- [Figure record extracts]:
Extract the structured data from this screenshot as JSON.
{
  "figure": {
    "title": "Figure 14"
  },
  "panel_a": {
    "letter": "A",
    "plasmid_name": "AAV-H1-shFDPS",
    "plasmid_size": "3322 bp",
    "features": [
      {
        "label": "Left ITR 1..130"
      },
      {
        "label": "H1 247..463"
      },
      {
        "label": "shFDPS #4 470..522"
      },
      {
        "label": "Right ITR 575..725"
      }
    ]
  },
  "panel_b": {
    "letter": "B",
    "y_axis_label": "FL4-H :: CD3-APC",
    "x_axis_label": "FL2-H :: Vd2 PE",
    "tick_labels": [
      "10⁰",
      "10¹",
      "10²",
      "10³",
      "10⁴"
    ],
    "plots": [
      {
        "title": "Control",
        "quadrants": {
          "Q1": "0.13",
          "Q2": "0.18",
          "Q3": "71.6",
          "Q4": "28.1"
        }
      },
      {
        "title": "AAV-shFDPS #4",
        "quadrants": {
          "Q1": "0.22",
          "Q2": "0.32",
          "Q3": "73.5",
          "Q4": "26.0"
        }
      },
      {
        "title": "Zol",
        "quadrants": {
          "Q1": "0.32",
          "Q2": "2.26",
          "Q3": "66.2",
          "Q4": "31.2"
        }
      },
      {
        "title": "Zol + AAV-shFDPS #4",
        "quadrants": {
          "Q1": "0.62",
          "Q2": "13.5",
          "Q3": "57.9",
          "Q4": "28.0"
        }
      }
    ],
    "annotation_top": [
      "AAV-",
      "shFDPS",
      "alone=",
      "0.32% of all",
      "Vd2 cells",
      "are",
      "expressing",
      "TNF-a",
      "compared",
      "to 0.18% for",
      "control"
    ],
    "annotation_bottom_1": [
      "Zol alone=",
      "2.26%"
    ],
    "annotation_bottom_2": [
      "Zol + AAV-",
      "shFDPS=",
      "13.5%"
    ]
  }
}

- [Activity]:
Please return the data above in full, without altering a single line.

- [Completed exercise]:
Extract the structured data from this screenshot as JSON.
{
  "figure": {
    "title": "Figure 14"
  },
  "panel_a": {
    "letter": "A",
    "plasmid_name": "AAV-H1-shFDPS",
    "plasmid_size": "3322 bp",
    "features": [
      {
        "label": "Left ITR 1..130"
      },
      {
        "label": "H1 247..463"
      },
      {
        "label": "shFDPS #4 470..522"
      },
      {
        "label": "Right ITR 575..725"
      }
    ]
  },
  "panel_b": {
    "letter": "B",
    "y_axis_label": "FL4-H :: CD3-APC",
    "x_axis_label": "FL2-H :: Vd2 PE",
    "tick_labels": [
      "10⁰",
      "10¹",
      "10²",
      "10³",
      "10⁴"
    ],
    "plots": [
      {
        "title": "Control",
        "quadrants": {
          "Q1": "0.13",
          "Q2": "0.18",
          "Q3": "71.6",
          "Q4": "28.1"
        }
      },
      {
        "title": "AAV-shFDPS #4",
        "quadrants": {
          "Q1": "0.22",
          "Q2": "0.32",
          "Q3": "73.5",
          "Q4": "26.0"
        }
      },
      {
        "title": "Zol",
        "quadrants": {
          "Q1": "0.32",
          "Q2": "2.26",
          "Q3": "66.2",
          "Q4": "31.2"
        }
      },
      {
        "title": "Zol + AAV-shFDPS #4",
        "quadrants": {
          "Q1": "0.62",
          "Q2": "13.5",
          "Q3": "57.9",
          "Q4": "28.0"
        }
      }
    ],
    "annotation_top": [
      "AAV-",
      "shFDPS",
      "alone=",
      "0.32% of all",
      "Vd2 cells",
      "are",
      "expressing",
      "TNF-a",
      "compared",
      "to 0.18% for",
      "control"
    ],
    "annotation_bottom_1": [
      "Zol alone=",
      "2.26%"
    ],
    "annotation_bottom_2": [
      "Zol + AAV-",
      "shFDPS=",
      "13.5%"
    ]
  }
}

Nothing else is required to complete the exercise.